The data -
★ ★ ★ ★ ★

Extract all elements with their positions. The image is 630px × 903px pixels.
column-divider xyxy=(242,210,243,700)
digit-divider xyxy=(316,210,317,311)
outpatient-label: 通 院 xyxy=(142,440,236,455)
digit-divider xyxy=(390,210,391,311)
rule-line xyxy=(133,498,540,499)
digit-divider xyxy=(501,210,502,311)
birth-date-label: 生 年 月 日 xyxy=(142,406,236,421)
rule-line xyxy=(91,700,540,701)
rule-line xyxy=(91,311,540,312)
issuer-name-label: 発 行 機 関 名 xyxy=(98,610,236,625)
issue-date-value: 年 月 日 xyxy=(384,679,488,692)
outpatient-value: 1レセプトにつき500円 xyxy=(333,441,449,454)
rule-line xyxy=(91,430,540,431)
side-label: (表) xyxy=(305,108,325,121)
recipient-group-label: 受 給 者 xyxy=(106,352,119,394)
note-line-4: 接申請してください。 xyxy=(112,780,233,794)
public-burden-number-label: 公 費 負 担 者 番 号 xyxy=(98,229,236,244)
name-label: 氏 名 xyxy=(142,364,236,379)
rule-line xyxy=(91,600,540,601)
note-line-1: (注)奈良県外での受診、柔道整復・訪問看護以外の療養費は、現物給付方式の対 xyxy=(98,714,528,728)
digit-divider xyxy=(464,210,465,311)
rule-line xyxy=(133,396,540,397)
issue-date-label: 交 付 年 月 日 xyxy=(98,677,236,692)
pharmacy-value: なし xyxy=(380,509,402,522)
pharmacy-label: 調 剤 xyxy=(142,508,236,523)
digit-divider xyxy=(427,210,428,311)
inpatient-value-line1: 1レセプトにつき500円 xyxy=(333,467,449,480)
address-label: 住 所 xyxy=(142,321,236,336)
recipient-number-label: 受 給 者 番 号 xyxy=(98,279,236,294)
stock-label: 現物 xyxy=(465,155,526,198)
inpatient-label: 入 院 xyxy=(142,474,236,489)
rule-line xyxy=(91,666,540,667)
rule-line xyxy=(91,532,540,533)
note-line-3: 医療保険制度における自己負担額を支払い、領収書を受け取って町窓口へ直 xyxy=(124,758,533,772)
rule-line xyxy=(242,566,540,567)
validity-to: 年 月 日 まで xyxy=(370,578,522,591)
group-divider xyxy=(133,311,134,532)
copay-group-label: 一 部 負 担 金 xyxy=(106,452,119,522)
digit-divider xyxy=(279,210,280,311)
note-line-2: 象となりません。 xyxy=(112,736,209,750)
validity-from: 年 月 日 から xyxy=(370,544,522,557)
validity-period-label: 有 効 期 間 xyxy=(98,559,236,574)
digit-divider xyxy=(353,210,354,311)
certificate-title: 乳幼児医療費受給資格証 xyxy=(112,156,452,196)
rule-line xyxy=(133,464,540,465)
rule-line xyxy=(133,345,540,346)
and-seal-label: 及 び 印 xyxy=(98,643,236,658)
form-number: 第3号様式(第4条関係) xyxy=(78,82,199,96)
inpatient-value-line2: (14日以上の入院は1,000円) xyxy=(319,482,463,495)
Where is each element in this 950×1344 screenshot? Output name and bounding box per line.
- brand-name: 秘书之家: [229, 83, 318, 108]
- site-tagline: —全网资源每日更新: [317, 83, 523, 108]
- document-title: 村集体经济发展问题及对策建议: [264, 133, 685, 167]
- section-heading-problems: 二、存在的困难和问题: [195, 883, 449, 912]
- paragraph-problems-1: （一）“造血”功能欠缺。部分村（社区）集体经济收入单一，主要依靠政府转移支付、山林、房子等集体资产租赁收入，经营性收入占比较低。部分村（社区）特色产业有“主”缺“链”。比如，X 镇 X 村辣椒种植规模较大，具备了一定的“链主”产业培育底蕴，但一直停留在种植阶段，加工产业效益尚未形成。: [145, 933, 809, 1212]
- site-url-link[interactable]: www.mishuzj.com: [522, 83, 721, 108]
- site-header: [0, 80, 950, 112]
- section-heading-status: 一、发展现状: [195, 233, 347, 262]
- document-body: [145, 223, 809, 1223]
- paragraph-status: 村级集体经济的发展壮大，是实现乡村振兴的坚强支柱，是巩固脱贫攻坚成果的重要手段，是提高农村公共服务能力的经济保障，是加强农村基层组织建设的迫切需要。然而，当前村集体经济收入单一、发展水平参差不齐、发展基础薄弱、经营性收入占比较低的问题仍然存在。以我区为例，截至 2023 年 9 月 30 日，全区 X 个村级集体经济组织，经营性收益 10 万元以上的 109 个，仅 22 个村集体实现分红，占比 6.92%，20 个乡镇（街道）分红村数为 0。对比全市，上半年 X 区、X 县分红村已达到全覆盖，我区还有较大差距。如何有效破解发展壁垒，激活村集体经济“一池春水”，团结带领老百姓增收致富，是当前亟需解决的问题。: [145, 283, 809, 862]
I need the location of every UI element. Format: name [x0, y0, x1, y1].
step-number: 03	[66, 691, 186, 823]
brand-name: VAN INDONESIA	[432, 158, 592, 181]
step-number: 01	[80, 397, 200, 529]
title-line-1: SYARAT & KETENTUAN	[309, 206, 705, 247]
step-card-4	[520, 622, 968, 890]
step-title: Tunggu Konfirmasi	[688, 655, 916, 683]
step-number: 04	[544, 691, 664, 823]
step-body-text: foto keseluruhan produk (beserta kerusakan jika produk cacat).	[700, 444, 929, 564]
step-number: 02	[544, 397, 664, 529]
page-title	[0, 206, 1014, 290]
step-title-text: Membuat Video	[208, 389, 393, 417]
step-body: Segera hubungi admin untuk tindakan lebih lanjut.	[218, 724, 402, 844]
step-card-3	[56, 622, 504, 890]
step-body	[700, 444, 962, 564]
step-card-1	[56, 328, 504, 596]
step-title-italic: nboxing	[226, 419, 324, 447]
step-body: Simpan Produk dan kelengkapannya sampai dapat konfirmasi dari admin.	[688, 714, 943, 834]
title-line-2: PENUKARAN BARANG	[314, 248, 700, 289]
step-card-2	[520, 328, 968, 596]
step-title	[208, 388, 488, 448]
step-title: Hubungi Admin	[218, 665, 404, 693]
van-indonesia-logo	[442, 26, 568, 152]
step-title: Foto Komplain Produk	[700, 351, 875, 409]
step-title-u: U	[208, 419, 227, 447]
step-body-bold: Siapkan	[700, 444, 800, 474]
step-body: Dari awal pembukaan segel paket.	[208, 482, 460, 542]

★ ★ ★ ★ ★

Instruction -
Could you repeat all the records above line for line, without changing anything?

Full answer -
Extract all elements with their positions. The image is 630px × 903px pixels.
column-divider xyxy=(242,210,243,700)
digit-divider xyxy=(316,210,317,311)
outpatient-label: 通 院 xyxy=(142,440,236,455)
digit-divider xyxy=(390,210,391,311)
rule-line xyxy=(133,498,540,499)
digit-divider xyxy=(501,210,502,311)
birth-date-label: 生 年 月 日 xyxy=(142,406,236,421)
rule-line xyxy=(91,700,540,701)
rule-line xyxy=(91,311,540,312)
issuer-name-label: 発 行 機 関 名 xyxy=(98,610,236,625)
issue-date-value: 年 月 日 xyxy=(384,679,488,692)
outpatient-value: 1レセプトにつき500円 xyxy=(333,441,449,454)
rule-line xyxy=(91,430,540,431)
side-label: (表) xyxy=(305,108,325,121)
recipient-group-label: 受 給 者 xyxy=(106,352,119,394)
note-line-4: 接申請してください。 xyxy=(112,780,233,794)
public-burden-number-label: 公 費 負 担 者 番 号 xyxy=(98,229,236,244)
name-label: 氏 名 xyxy=(142,364,236,379)
rule-line xyxy=(91,600,540,601)
note-line-1: (注)奈良県外での受診、柔道整復・訪問看護以外の療養費は、現物給付方式の対 xyxy=(98,714,528,728)
digit-divider xyxy=(464,210,465,311)
rule-line xyxy=(133,396,540,397)
issue-date-label: 交 付 年 月 日 xyxy=(98,677,236,692)
pharmacy-value: なし xyxy=(380,509,402,522)
pharmacy-label: 調 剤 xyxy=(142,508,236,523)
digit-divider xyxy=(427,210,428,311)
inpatient-value-line1: 1レセプトにつき500円 xyxy=(333,467,449,480)
address-label: 住 所 xyxy=(142,321,236,336)
recipient-number-label: 受 給 者 番 号 xyxy=(98,279,236,294)
stock-label: 現物 xyxy=(465,155,526,198)
inpatient-label: 入 院 xyxy=(142,474,236,489)
rule-line xyxy=(91,666,540,667)
rule-line xyxy=(91,532,540,533)
note-line-3: 医療保険制度における自己負担額を支払い、領収書を受け取って町窓口へ直 xyxy=(124,758,533,772)
rule-line xyxy=(242,566,540,567)
validity-to: 年 月 日 まで xyxy=(370,578,522,591)
group-divider xyxy=(133,311,134,532)
copay-group-label: 一 部 負 担 金 xyxy=(106,452,119,522)
digit-divider xyxy=(279,210,280,311)
note-line-2: 象となりません。 xyxy=(112,736,209,750)
validity-from: 年 月 日 から xyxy=(370,544,522,557)
validity-period-label: 有 効 期 間 xyxy=(98,559,236,574)
digit-divider xyxy=(353,210,354,311)
certificate-title: 乳幼児医療費受給資格証 xyxy=(112,156,452,196)
rule-line xyxy=(133,464,540,465)
rule-line xyxy=(133,345,540,346)
and-seal-label: 及 び 印 xyxy=(98,643,236,658)
form-number: 第3号様式(第4条関係) xyxy=(78,82,199,96)
inpatient-value-line2: (14日以上の入院は1,000円) xyxy=(319,482,463,495)
Where is each element in this 950×1344 screenshot? Output name and bounding box per line.
- brand-name: 秘书之家: [229, 83, 318, 108]
- site-tagline: —全网资源每日更新: [317, 83, 523, 108]
- document-title: 村集体经济发展问题及对策建议: [264, 133, 685, 167]
- section-heading-problems: 二、存在的困难和问题: [195, 883, 449, 912]
- paragraph-problems-1: （一）“造血”功能欠缺。部分村（社区）集体经济收入单一，主要依靠政府转移支付、山林、房子等集体资产租赁收入，经营性收入占比较低。部分村（社区）特色产业有“主”缺“链”。比如，X 镇 X 村辣椒种植规模较大，具备了一定的“链主”产业培育底蕴，但一直停留在种植阶段，加工产业效益尚未形成。: [145, 933, 809, 1212]
- site-url-link[interactable]: www.mishuzj.com: [522, 83, 721, 108]
- site-header: [0, 80, 950, 112]
- section-heading-status: 一、发展现状: [195, 233, 347, 262]
- document-body: [145, 223, 809, 1223]
- paragraph-status: 村级集体经济的发展壮大，是实现乡村振兴的坚强支柱，是巩固脱贫攻坚成果的重要手段，是提高农村公共服务能力的经济保障，是加强农村基层组织建设的迫切需要。然而，当前村集体经济收入单一、发展水平参差不齐、发展基础薄弱、经营性收入占比较低的问题仍然存在。以我区为例，截至 2023 年 9 月 30 日，全区 X 个村级集体经济组织，经营性收益 10 万元以上的 109 个，仅 22 个村集体实现分红，占比 6.92%，20 个乡镇（街道）分红村数为 0。对比全市，上半年 X 区、X 县分红村已达到全覆盖，我区还有较大差距。如何有效破解发展壁垒，激活村集体经济“一池春水”，团结带领老百姓增收致富，是当前亟需解决的问题。: [145, 283, 809, 862]
I need the location of every UI element. Format: name [x0, y0, x1, y1].
step-number: 03	[66, 691, 186, 823]
brand-name: VAN INDONESIA	[432, 158, 592, 181]
step-number: 01	[80, 397, 200, 529]
title-line-1: SYARAT & KETENTUAN	[309, 206, 705, 247]
step-card-4	[520, 622, 968, 890]
step-title: Tunggu Konfirmasi	[688, 655, 916, 683]
step-number: 04	[544, 691, 664, 823]
step-body-text: foto keseluruhan produk (beserta kerusakan jika produk cacat).	[700, 444, 929, 564]
step-number: 02	[544, 397, 664, 529]
page-title	[0, 206, 1014, 290]
step-title-text: Membuat Video	[208, 389, 393, 417]
step-body: Segera hubungi admin untuk tindakan lebih lanjut.	[218, 724, 402, 844]
step-card-3	[56, 622, 504, 890]
step-body	[700, 444, 962, 564]
step-card-1	[56, 328, 504, 596]
step-title-italic: nboxing	[226, 419, 324, 447]
step-body: Simpan Produk dan kelengkapannya sampai dapat konfirmasi dari admin.	[688, 714, 943, 834]
title-line-2: PENUKARAN BARANG	[314, 248, 700, 289]
step-card-2	[520, 328, 968, 596]
step-title	[208, 388, 488, 448]
step-title: Hubungi Admin	[218, 665, 404, 693]
van-indonesia-logo	[442, 26, 568, 152]
step-title: Foto Komplain Produk	[700, 351, 875, 409]
step-title-u: U	[208, 419, 227, 447]
step-body-bold: Siapkan	[700, 444, 800, 474]
step-body: Dari awal pembukaan segel paket.	[208, 482, 460, 542]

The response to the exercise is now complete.